→ **REQUEST**
Answer with nothing but a number: how many lines include the word "image"?

→ **RECORDS FOR THE EXERCISE**
— START —
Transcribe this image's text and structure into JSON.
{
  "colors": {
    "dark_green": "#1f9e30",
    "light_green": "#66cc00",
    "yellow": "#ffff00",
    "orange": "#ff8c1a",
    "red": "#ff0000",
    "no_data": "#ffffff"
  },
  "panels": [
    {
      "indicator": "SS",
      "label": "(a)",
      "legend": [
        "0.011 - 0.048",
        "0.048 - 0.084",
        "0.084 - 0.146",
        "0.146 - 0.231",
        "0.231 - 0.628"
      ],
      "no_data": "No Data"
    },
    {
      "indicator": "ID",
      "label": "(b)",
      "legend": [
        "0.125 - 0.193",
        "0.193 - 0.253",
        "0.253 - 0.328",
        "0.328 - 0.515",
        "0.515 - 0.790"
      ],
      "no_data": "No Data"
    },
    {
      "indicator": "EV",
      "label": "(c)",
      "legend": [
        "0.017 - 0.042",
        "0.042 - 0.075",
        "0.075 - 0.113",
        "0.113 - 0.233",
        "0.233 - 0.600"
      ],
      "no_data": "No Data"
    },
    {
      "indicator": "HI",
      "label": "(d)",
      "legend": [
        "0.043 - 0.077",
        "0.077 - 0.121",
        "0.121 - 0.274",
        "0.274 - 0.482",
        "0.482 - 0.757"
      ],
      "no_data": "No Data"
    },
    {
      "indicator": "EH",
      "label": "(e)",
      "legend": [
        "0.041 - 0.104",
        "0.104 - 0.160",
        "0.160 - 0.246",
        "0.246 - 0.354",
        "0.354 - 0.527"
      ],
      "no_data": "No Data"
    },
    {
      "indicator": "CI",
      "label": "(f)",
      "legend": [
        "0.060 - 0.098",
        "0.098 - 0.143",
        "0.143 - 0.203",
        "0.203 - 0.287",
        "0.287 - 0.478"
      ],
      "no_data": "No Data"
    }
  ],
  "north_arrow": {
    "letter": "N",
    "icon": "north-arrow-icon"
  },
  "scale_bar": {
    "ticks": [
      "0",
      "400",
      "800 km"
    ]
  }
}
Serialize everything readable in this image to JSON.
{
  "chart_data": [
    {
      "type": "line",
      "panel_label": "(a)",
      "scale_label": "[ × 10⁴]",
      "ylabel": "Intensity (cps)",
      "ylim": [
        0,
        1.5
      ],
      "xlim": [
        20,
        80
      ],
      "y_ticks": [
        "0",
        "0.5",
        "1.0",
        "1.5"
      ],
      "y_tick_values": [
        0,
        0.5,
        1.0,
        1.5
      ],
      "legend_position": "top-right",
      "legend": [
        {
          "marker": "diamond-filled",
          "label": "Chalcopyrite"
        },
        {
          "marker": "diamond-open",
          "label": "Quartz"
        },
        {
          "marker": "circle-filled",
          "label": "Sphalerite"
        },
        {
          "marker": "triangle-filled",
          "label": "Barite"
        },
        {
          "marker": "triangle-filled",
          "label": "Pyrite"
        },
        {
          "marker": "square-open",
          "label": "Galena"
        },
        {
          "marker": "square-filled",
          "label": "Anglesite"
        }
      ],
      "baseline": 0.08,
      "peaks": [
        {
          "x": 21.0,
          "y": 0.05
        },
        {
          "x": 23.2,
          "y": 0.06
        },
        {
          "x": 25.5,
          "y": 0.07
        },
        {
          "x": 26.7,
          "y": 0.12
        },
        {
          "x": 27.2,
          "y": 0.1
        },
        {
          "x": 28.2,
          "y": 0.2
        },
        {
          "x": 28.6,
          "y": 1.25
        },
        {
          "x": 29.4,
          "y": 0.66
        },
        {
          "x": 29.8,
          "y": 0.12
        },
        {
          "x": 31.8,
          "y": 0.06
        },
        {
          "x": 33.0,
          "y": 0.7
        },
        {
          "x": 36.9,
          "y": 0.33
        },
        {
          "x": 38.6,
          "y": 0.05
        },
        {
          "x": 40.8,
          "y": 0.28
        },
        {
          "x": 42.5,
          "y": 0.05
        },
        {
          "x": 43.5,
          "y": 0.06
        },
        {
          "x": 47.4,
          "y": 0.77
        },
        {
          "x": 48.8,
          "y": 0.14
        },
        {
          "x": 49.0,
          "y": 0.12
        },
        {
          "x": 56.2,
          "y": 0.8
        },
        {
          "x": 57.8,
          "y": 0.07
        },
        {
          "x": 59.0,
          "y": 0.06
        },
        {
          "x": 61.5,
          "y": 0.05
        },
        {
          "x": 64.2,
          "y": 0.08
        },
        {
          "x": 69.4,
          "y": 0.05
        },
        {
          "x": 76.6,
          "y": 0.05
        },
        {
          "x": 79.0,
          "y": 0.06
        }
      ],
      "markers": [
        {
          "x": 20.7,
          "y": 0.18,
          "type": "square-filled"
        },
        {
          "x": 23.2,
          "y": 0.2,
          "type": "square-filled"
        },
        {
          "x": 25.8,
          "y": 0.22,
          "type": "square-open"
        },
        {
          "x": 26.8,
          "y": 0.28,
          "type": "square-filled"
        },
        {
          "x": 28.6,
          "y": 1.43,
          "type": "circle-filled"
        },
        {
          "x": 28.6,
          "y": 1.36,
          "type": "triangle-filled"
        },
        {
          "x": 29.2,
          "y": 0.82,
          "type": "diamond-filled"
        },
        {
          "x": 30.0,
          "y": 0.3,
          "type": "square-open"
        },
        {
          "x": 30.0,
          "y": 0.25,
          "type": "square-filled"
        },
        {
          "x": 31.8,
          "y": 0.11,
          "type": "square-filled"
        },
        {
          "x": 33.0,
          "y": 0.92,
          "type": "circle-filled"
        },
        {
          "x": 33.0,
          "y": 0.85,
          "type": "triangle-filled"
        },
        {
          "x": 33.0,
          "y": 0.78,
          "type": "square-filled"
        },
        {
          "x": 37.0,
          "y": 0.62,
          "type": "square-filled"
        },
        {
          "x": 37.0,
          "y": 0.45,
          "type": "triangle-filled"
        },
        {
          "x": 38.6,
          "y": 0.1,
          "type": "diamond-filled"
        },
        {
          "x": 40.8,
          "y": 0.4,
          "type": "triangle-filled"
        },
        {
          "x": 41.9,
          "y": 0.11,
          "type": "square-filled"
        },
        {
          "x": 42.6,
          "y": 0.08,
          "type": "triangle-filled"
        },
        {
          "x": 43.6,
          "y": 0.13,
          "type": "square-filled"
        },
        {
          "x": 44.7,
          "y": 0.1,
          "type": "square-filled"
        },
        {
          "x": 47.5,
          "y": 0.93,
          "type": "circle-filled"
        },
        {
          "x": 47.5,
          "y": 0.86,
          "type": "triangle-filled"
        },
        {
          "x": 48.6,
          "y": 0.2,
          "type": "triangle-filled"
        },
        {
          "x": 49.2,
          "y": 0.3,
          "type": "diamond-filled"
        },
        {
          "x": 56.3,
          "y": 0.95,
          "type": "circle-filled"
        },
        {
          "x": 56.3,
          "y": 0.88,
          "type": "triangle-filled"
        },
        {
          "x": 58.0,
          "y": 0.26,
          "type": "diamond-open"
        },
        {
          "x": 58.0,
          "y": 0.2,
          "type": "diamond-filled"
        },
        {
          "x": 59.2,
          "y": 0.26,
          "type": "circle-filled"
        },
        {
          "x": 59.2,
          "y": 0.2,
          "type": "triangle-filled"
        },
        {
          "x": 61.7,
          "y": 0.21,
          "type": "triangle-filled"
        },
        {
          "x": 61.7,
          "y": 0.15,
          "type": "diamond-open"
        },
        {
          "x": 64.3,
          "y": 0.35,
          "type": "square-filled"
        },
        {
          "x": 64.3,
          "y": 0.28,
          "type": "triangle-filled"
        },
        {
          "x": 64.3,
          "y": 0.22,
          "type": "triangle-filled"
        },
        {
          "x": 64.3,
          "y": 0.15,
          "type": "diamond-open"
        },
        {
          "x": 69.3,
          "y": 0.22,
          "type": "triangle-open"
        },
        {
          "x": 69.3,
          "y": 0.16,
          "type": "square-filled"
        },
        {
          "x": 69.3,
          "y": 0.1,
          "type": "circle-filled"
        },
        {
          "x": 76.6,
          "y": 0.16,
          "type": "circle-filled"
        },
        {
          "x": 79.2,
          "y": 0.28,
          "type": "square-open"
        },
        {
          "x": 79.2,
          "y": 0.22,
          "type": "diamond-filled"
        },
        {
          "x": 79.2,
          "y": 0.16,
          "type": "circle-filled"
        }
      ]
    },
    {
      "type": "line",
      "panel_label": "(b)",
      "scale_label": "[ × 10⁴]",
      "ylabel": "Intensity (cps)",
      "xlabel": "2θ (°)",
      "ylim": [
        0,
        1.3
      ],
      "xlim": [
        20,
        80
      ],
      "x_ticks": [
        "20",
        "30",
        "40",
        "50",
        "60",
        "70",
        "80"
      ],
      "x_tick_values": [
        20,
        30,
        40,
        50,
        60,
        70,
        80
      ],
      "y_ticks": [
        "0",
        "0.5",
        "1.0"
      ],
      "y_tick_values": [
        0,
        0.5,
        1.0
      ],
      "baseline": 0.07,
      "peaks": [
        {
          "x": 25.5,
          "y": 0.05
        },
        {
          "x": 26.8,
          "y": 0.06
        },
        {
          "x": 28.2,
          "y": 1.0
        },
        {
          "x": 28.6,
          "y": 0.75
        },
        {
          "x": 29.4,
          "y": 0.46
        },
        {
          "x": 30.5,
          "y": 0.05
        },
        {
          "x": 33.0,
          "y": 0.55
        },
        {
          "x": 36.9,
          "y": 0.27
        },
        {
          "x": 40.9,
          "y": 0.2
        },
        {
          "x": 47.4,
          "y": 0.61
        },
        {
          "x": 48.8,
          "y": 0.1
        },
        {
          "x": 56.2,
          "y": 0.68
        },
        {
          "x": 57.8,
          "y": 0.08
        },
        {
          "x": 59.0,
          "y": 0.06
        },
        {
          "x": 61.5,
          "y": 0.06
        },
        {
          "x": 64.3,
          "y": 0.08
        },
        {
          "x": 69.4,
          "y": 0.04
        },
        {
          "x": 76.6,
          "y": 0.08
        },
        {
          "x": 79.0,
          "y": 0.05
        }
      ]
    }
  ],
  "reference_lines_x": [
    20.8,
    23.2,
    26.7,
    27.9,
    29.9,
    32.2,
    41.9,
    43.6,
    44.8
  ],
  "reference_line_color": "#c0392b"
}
— END —
→ **SOLVED EXERCISE**
2